** Begin **

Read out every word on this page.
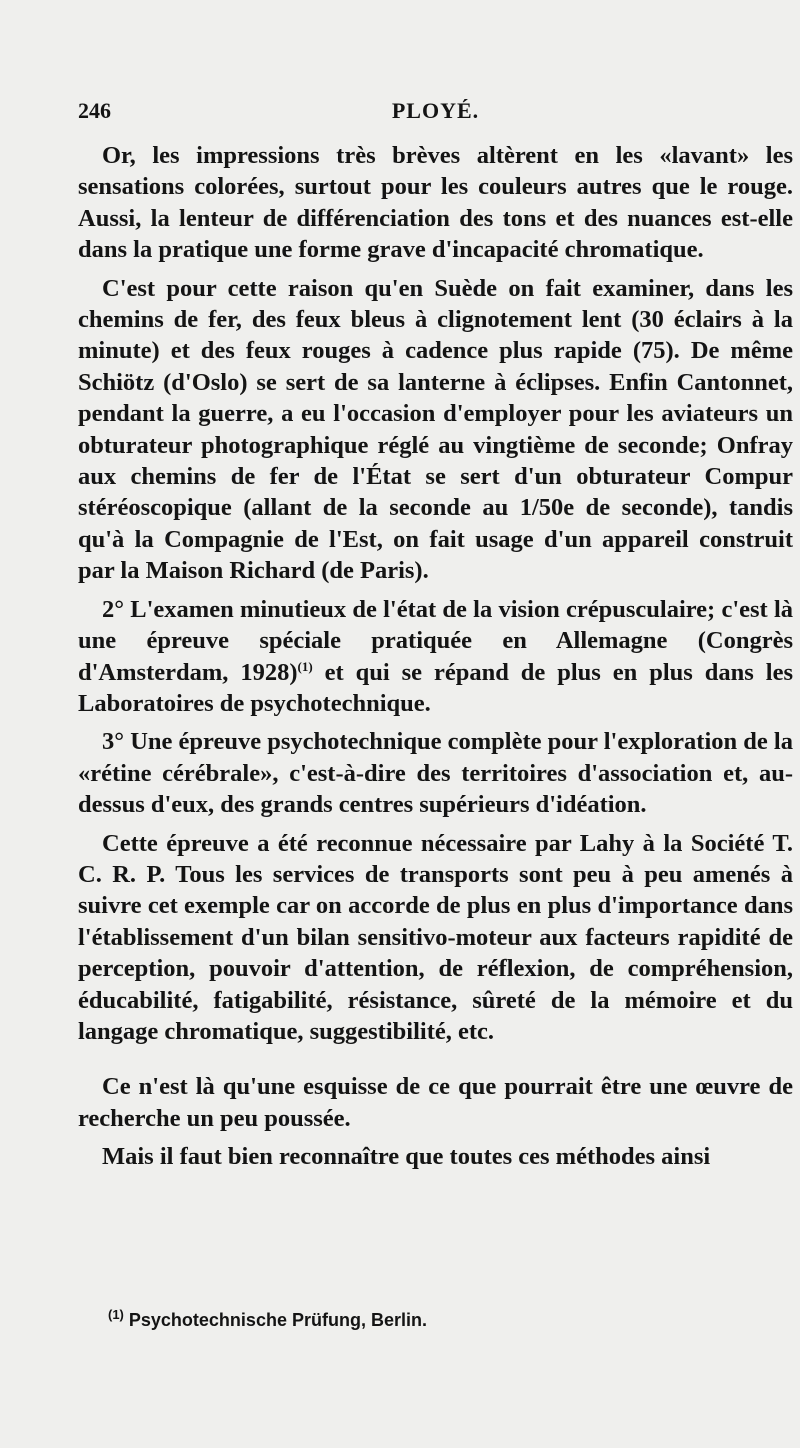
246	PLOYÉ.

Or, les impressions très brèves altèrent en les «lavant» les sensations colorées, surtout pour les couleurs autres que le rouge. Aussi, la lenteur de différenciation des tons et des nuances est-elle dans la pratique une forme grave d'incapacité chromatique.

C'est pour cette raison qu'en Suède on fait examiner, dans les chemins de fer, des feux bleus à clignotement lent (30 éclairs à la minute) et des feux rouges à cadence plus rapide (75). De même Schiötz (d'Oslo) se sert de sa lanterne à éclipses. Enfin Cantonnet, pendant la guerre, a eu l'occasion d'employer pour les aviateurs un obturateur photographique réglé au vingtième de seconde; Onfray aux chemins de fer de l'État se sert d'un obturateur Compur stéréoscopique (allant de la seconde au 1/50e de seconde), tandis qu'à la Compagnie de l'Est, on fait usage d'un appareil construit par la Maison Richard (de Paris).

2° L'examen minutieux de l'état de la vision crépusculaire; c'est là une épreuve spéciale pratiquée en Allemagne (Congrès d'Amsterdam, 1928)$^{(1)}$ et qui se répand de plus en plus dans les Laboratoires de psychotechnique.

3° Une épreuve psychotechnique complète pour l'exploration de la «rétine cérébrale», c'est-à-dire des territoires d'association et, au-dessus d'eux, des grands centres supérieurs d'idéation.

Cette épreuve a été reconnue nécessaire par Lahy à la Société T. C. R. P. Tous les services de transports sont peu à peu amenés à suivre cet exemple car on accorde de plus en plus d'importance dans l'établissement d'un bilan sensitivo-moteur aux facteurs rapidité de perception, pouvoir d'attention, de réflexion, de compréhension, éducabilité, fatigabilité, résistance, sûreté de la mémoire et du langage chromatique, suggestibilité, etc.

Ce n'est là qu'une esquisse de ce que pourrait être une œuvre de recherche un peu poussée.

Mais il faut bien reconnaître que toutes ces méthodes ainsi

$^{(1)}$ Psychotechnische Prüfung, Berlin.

** End **

EXERCISE PROMPT
Quote the entries above word for word. Leave the images out.

EXPECTED OUTPUT
Read out every word on this page.
246	PLOYÉ.

Or, les impressions très brèves altèrent en les «lavant» les sensations colorées, surtout pour les couleurs autres que le rouge. Aussi, la lenteur de différenciation des tons et des nuances est-elle dans la pratique une forme grave d'incapacité chromatique.

C'est pour cette raison qu'en Suède on fait examiner, dans les chemins de fer, des feux bleus à clignotement lent (30 éclairs à la minute) et des feux rouges à cadence plus rapide (75). De même Schiötz (d'Oslo) se sert de sa lanterne à éclipses. Enfin Cantonnet, pendant la guerre, a eu l'occasion d'employer pour les aviateurs un obturateur photographique réglé au vingtième de seconde; Onfray aux chemins de fer de l'État se sert d'un obturateur Compur stéréoscopique (allant de la seconde au 1/50e de seconde), tandis qu'à la Compagnie de l'Est, on fait usage d'un appareil construit par la Maison Richard (de Paris).

2° L'examen minutieux de l'état de la vision crépusculaire; c'est là une épreuve spéciale pratiquée en Allemagne (Congrès d'Amsterdam, 1928)$^{(1)}$ et qui se répand de plus en plus dans les Laboratoires de psychotechnique.

3° Une épreuve psychotechnique complète pour l'exploration de la «rétine cérébrale», c'est-à-dire des territoires d'association et, au-dessus d'eux, des grands centres supérieurs d'idéation.

Cette épreuve a été reconnue nécessaire par Lahy à la Société T. C. R. P. Tous les services de transports sont peu à peu amenés à suivre cet exemple car on accorde de plus en plus d'importance dans l'établissement d'un bilan sensitivo-moteur aux facteurs rapidité de perception, pouvoir d'attention, de réflexion, de compréhension, éducabilité, fatigabilité, résistance, sûreté de la mémoire et du langage chromatique, suggestibilité, etc.

Ce n'est là qu'une esquisse de ce que pourrait être une œuvre de recherche un peu poussée.

Mais il faut bien reconnaître que toutes ces méthodes ainsi

$^{(1)}$ Psychotechnische Prüfung, Berlin.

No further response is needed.